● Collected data
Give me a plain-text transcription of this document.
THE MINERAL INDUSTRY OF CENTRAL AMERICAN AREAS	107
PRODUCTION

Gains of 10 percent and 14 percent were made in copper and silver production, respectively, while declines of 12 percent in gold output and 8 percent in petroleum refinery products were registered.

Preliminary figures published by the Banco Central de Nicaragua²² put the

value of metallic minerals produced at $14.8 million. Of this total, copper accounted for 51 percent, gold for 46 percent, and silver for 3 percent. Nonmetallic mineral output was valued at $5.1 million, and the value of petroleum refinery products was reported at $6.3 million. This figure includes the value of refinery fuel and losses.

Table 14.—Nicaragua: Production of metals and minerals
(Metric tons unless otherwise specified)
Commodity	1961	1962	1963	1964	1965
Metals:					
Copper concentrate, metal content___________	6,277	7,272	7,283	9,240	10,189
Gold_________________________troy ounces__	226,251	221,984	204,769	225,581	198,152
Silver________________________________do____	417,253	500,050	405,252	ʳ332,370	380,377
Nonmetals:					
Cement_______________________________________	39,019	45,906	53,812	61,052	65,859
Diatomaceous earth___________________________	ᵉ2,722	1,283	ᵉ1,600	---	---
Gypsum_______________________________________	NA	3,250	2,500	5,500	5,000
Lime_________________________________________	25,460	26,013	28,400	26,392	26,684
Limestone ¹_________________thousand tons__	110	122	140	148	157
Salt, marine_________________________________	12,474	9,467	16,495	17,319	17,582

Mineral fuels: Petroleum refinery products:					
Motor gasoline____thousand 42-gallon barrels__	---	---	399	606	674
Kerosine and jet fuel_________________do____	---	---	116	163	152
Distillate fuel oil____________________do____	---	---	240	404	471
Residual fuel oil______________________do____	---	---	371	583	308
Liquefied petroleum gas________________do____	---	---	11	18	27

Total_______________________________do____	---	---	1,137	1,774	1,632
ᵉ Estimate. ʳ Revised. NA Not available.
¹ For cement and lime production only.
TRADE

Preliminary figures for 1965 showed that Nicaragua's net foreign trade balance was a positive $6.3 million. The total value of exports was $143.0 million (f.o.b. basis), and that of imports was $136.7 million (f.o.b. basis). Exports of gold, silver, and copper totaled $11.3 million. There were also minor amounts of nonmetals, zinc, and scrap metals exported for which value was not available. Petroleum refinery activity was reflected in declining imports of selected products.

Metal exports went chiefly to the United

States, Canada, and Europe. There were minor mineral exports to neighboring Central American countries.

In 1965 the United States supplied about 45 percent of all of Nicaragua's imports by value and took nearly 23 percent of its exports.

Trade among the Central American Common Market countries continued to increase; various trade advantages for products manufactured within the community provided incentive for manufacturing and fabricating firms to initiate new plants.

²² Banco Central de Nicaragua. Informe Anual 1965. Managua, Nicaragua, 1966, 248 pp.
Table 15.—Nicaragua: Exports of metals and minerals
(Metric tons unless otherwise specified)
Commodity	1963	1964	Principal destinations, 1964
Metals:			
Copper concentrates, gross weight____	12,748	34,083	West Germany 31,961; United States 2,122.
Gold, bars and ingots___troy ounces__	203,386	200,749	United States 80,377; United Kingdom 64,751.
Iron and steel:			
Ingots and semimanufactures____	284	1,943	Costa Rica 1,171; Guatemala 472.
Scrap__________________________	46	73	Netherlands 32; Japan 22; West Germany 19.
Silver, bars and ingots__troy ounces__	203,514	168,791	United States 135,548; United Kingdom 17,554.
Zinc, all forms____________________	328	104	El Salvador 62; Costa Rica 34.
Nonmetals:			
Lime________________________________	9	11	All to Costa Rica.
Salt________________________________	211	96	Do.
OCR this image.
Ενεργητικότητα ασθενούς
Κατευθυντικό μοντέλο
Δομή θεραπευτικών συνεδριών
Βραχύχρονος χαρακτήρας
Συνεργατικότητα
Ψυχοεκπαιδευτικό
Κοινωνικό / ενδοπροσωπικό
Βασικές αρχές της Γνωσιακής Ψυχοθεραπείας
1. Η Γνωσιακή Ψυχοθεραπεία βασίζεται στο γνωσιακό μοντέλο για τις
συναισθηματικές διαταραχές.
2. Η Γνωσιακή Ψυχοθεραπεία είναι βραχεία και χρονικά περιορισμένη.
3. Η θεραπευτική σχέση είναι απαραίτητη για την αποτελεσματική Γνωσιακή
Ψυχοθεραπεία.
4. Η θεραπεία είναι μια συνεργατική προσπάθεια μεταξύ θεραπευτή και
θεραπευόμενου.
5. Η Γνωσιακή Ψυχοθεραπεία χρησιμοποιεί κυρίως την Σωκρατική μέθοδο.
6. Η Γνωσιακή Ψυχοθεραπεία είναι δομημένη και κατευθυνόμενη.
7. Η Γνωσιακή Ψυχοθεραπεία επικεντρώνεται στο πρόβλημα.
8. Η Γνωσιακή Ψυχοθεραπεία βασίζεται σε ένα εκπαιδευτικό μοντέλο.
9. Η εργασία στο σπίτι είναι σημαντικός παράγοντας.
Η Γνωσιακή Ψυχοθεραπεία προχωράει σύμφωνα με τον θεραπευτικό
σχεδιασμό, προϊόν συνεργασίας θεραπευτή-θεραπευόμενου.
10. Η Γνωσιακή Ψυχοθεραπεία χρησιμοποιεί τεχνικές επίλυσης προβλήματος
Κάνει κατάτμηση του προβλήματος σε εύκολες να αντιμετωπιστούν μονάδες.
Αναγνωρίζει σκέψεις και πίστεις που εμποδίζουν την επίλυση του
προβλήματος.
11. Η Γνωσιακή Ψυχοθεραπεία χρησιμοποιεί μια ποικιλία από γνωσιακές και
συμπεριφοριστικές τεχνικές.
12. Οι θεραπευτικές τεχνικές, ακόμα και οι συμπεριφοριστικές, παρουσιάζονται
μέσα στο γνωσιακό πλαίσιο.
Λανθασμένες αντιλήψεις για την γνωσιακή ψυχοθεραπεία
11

● What is expected
Of the lines in the material, how many hold the word "χρησιμοποιεί"? Reply with the number only.

● Answer
3